## Given problem
The records that follow are to be repeated without alteration.

## Excerpted records
##############################
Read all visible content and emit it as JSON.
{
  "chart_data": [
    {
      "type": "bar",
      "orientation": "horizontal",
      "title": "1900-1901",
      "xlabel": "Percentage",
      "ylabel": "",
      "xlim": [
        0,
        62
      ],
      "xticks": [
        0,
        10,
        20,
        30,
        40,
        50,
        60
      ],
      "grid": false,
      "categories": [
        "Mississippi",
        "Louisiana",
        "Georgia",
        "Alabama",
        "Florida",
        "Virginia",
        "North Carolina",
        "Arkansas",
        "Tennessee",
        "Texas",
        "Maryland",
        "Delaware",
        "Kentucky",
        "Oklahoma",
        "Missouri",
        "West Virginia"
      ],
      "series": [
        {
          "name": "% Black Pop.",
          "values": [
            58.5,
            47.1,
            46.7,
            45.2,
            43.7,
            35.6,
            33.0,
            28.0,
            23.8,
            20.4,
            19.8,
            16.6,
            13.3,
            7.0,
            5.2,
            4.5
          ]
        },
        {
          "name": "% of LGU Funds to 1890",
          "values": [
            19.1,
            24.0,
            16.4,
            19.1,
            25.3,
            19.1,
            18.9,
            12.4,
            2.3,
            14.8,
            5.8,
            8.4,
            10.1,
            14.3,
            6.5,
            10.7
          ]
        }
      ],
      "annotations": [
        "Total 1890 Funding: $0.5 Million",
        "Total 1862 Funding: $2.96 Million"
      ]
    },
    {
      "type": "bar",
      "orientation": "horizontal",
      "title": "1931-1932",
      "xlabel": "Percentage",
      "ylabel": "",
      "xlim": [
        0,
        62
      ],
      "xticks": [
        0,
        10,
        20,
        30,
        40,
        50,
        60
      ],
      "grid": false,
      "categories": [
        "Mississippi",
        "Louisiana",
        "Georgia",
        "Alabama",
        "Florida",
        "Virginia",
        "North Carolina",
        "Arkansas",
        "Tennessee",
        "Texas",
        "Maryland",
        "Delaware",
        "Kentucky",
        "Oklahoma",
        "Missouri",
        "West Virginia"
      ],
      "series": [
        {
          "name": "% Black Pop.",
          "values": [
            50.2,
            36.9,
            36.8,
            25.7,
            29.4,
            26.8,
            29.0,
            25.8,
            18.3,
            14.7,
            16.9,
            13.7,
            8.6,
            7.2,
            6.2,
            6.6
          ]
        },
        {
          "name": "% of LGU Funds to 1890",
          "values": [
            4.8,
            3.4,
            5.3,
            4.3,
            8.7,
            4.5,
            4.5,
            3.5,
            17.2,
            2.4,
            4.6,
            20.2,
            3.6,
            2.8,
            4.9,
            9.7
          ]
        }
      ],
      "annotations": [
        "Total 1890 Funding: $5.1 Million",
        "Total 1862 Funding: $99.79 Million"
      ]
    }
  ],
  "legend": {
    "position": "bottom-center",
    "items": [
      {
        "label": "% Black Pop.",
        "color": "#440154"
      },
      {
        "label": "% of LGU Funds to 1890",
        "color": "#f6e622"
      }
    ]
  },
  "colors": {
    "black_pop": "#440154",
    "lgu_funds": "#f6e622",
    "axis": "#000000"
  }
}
##############################
## Complete response
Read all visible content and emit it as JSON.
{
  "chart_data": [
    {
      "type": "bar",
      "orientation": "horizontal",
      "title": "1900-1901",
      "xlabel": "Percentage",
      "ylabel": "",
      "xlim": [
        0,
        62
      ],
      "xticks": [
        0,
        10,
        20,
        30,
        40,
        50,
        60
      ],
      "grid": false,
      "categories": [
        "Mississippi",
        "Louisiana",
        "Georgia",
        "Alabama",
        "Florida",
        "Virginia",
        "North Carolina",
        "Arkansas",
        "Tennessee",
        "Texas",
        "Maryland",
        "Delaware",
        "Kentucky",
        "Oklahoma",
        "Missouri",
        "West Virginia"
      ],
      "series": [
        {
          "name": "% Black Pop.",
          "values": [
            58.5,
            47.1,
            46.7,
            45.2,
            43.7,
            35.6,
            33.0,
            28.0,
            23.8,
            20.4,
            19.8,
            16.6,
            13.3,
            7.0,
            5.2,
            4.5
          ]
        },
        {
          "name": "% of LGU Funds to 1890",
          "values": [
            19.1,
            24.0,
            16.4,
            19.1,
            25.3,
            19.1,
            18.9,
            12.4,
            2.3,
            14.8,
            5.8,
            8.4,
            10.1,
            14.3,
            6.5,
            10.7
          ]
        }
      ],
      "annotations": [
        "Total 1890 Funding: $0.5 Million",
        "Total 1862 Funding: $2.96 Million"
      ]
    },
    {
      "type": "bar",
      "orientation": "horizontal",
      "title": "1931-1932",
      "xlabel": "Percentage",
      "ylabel": "",
      "xlim": [
        0,
        62
      ],
      "xticks": [
        0,
        10,
        20,
        30,
        40,
        50,
        60
      ],
      "grid": false,
      "categories": [
        "Mississippi",
        "Louisiana",
        "Georgia",
        "Alabama",
        "Florida",
        "Virginia",
        "North Carolina",
        "Arkansas",
        "Tennessee",
        "Texas",
        "Maryland",
        "Delaware",
        "Kentucky",
        "Oklahoma",
        "Missouri",
        "West Virginia"
      ],
      "series": [
        {
          "name": "% Black Pop.",
          "values": [
            50.2,
            36.9,
            36.8,
            25.7,
            29.4,
            26.8,
            29.0,
            25.8,
            18.3,
            14.7,
            16.9,
            13.7,
            8.6,
            7.2,
            6.2,
            6.6
          ]
        },
        {
          "name": "% of LGU Funds to 1890",
          "values": [
            4.8,
            3.4,
            5.3,
            4.3,
            8.7,
            4.5,
            4.5,
            3.5,
            17.2,
            2.4,
            4.6,
            20.2,
            3.6,
            2.8,
            4.9,
            9.7
          ]
        }
      ],
      "annotations": [
        "Total 1890 Funding: $5.1 Million",
        "Total 1862 Funding: $99.79 Million"
      ]
    }
  ],
  "legend": {
    "position": "bottom-center",
    "items": [
      {
        "label": "% Black Pop.",
        "color": "#440154"
      },
      {
        "label": "% of LGU Funds to 1890",
        "color": "#f6e622"
      }
    ]
  },
  "colors": {
    "black_pop": "#440154",
    "lgu_funds": "#f6e622",
    "axis": "#000000"
  }
}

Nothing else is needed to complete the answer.